_Material provided_
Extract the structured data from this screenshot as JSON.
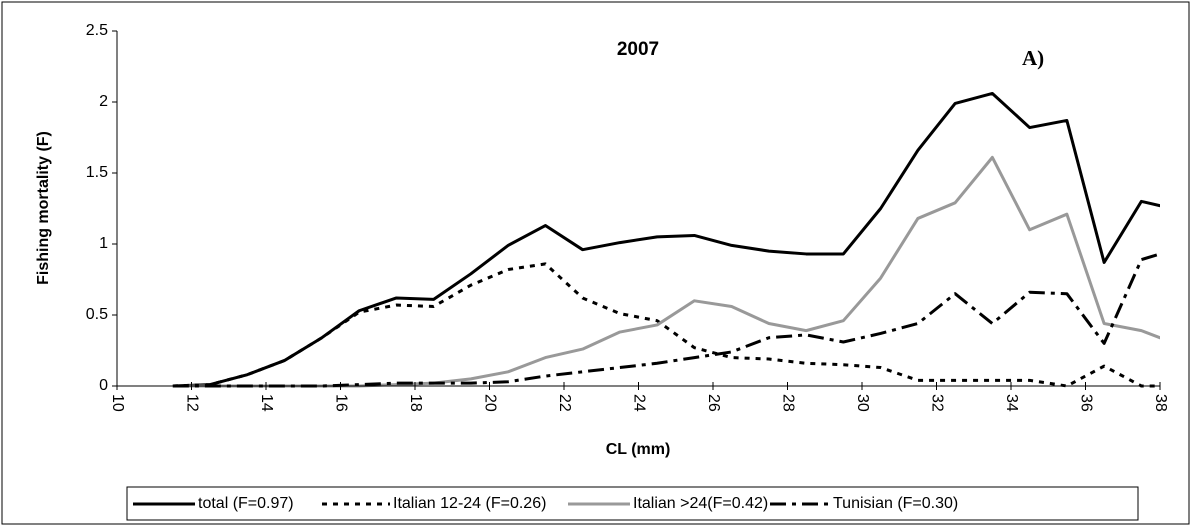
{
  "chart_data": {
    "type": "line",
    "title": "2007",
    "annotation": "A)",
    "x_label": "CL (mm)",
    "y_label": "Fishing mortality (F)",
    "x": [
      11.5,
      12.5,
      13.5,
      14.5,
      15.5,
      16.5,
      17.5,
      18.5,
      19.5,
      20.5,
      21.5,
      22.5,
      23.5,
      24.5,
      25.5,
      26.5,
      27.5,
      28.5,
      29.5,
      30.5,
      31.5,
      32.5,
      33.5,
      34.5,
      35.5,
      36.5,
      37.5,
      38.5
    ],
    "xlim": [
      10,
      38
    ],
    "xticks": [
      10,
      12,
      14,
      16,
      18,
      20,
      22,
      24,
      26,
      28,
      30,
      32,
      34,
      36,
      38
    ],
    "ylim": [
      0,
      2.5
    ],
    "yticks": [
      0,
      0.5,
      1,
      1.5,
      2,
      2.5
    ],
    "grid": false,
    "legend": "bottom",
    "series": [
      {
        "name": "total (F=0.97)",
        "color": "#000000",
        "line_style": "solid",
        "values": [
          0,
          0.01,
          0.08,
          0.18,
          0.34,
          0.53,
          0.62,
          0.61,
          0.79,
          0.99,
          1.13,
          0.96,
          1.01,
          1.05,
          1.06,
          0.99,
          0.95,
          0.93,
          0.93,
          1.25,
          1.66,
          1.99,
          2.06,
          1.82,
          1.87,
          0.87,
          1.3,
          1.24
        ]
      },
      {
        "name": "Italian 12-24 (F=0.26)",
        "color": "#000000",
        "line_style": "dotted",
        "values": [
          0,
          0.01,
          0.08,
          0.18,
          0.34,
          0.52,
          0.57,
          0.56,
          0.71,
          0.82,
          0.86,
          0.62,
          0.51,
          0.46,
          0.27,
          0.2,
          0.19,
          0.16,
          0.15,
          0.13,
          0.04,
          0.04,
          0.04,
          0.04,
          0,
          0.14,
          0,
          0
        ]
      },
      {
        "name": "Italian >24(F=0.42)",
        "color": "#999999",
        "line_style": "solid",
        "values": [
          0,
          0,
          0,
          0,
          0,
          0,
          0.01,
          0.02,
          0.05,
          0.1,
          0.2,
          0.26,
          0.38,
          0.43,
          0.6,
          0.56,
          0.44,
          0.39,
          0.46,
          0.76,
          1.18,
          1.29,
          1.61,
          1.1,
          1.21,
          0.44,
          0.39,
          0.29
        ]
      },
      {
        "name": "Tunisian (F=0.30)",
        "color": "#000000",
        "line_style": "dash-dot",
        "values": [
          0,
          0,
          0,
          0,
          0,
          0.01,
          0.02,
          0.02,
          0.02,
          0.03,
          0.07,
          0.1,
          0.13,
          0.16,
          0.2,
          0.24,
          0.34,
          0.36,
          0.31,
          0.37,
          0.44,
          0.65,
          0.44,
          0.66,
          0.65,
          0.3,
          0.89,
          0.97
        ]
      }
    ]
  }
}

_Exercise instructions_
Work through the listing above and report how many lines include the string "name", with no other text.

_The response_
4